● **DATA PROVIDED**
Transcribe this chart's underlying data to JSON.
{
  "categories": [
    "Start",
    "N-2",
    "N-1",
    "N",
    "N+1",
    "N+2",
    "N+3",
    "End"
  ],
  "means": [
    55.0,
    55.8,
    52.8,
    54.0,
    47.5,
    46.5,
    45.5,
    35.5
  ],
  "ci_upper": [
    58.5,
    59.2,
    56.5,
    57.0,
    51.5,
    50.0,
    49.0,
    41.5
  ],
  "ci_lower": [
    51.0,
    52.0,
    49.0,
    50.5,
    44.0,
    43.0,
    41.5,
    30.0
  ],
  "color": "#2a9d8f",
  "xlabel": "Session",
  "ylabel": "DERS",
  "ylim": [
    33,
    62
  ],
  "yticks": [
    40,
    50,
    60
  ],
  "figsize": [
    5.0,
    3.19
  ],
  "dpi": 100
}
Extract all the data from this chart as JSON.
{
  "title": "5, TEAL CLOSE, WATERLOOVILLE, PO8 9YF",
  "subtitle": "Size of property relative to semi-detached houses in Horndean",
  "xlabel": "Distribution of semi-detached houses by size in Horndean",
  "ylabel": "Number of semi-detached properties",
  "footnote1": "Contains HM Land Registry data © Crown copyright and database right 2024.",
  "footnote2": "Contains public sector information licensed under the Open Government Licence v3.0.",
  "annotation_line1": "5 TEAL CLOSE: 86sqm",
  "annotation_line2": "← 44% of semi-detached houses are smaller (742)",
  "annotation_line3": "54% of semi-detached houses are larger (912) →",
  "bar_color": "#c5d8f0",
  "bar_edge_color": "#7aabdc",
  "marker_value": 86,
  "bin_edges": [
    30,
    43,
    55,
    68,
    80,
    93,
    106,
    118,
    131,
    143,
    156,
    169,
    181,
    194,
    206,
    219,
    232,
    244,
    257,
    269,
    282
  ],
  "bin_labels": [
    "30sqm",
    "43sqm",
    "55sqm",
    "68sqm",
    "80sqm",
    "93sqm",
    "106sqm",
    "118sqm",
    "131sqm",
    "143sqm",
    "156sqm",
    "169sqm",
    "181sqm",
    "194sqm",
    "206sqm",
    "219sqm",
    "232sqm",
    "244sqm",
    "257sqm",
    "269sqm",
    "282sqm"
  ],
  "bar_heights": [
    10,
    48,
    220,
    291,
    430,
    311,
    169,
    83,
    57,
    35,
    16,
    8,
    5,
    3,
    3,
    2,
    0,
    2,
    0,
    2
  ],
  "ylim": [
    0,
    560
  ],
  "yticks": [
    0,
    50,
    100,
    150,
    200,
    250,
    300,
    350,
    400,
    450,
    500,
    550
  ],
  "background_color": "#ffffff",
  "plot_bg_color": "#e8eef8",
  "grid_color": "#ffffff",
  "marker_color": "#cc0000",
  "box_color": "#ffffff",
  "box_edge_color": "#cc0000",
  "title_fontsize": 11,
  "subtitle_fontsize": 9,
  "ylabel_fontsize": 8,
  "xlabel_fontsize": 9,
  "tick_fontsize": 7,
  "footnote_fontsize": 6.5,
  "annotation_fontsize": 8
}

● **REQUIREMENT**
Identify all lines in the records above with the word "chart".

● **RESULT OF THE TASK**
Transcribe this chart's underlying data to JSON.
Extract all the data from this chart as JSON.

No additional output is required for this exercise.